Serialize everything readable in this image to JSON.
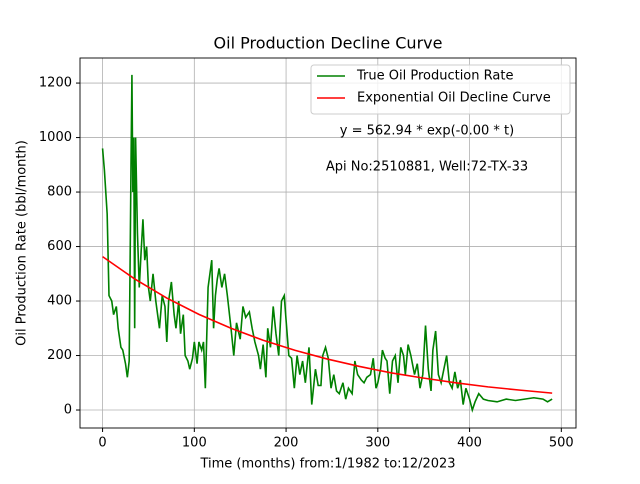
{
  "chart_data": {
    "type": "line",
    "title": "Oil Production Decline Curve",
    "xlabel": "Time (months) from:1/1982 to:12/2023",
    "ylabel": "Oil Production Rate (bbl/month)",
    "annotations": [
      "y = 562.94 * exp(-0.00 * t)",
      "Api No:2510881, Well:72-TX-33"
    ],
    "xlim": [
      -24.6,
      516
    ],
    "ylim": [
      -66,
      1292
    ],
    "xticks": [
      0,
      100,
      200,
      300,
      400,
      500
    ],
    "yticks": [
      0,
      200,
      400,
      600,
      800,
      1000,
      1200
    ],
    "grid": true,
    "legend": "upper right",
    "series": [
      {
        "name": "True Oil Production Rate",
        "color": "#008000",
        "x": [
          0,
          2,
          5,
          7,
          10,
          12,
          15,
          17,
          20,
          22,
          25,
          27,
          29,
          31,
          32,
          33,
          34,
          35,
          36,
          38,
          40,
          42,
          44,
          46,
          48,
          50,
          52,
          55,
          58,
          60,
          62,
          65,
          68,
          70,
          72,
          75,
          78,
          80,
          83,
          85,
          88,
          90,
          93,
          95,
          98,
          100,
          103,
          105,
          108,
          110,
          112,
          115,
          117,
          119,
          121,
          123,
          125,
          127,
          130,
          133,
          136,
          140,
          143,
          146,
          150,
          153,
          156,
          160,
          163,
          166,
          170,
          172,
          175,
          178,
          180,
          183,
          186,
          189,
          192,
          195,
          198,
          200,
          203,
          206,
          209,
          212,
          215,
          218,
          221,
          225,
          228,
          232,
          235,
          238,
          240,
          243,
          246,
          249,
          252,
          255,
          258,
          262,
          265,
          268,
          272,
          275,
          278,
          282,
          285,
          288,
          292,
          295,
          298,
          300,
          303,
          305,
          308,
          310,
          313,
          316,
          319,
          322,
          325,
          328,
          330,
          333,
          336,
          340,
          343,
          346,
          349,
          352,
          355,
          358,
          360,
          363,
          366,
          369,
          372,
          375,
          378,
          381,
          384,
          387,
          390,
          393,
          396,
          400,
          403,
          406,
          410,
          415,
          420,
          430,
          440,
          450,
          460,
          470,
          480,
          485,
          490
        ],
        "values": [
          960,
          880,
          720,
          420,
          400,
          350,
          380,
          300,
          230,
          220,
          170,
          120,
          180,
          900,
          1230,
          800,
          1000,
          300,
          1000,
          650,
          450,
          580,
          700,
          550,
          600,
          450,
          400,
          500,
          400,
          350,
          300,
          420,
          380,
          250,
          400,
          470,
          350,
          300,
          400,
          280,
          350,
          200,
          180,
          150,
          190,
          250,
          170,
          250,
          220,
          250,
          80,
          450,
          500,
          550,
          300,
          420,
          480,
          520,
          450,
          500,
          420,
          300,
          200,
          320,
          260,
          380,
          340,
          360,
          300,
          250,
          200,
          150,
          240,
          120,
          300,
          230,
          380,
          280,
          200,
          400,
          420,
          330,
          200,
          190,
          80,
          200,
          130,
          180,
          100,
          230,
          20,
          150,
          90,
          90,
          200,
          230,
          190,
          80,
          130,
          70,
          60,
          100,
          40,
          80,
          60,
          180,
          130,
          110,
          100,
          120,
          130,
          190,
          80,
          100,
          150,
          220,
          190,
          180,
          60,
          180,
          200,
          100,
          230,
          200,
          130,
          240,
          200,
          130,
          170,
          80,
          130,
          310,
          150,
          70,
          220,
          290,
          130,
          100,
          150,
          200,
          100,
          80,
          140,
          80,
          110,
          20,
          80,
          40,
          0,
          30,
          60,
          40,
          35,
          30,
          40,
          35,
          40,
          45,
          40,
          30,
          40
        ]
      },
      {
        "name": "Exponential Oil Decline Curve",
        "color": "#ff0000",
        "x": [
          0,
          35,
          70,
          105,
          140,
          175,
          210,
          245,
          280,
          315,
          350,
          385,
          420,
          455,
          490
        ],
        "values": [
          563,
          481,
          411,
          351,
          300,
          256,
          219,
          187,
          160,
          136,
          117,
          100,
          85,
          73,
          62
        ]
      }
    ]
  }
}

▸ **TASK TO CARRY OUT**
Work out how many lines in the records above contain the word "Production", and give only that number.

▸ **FULL SOLUTION**
3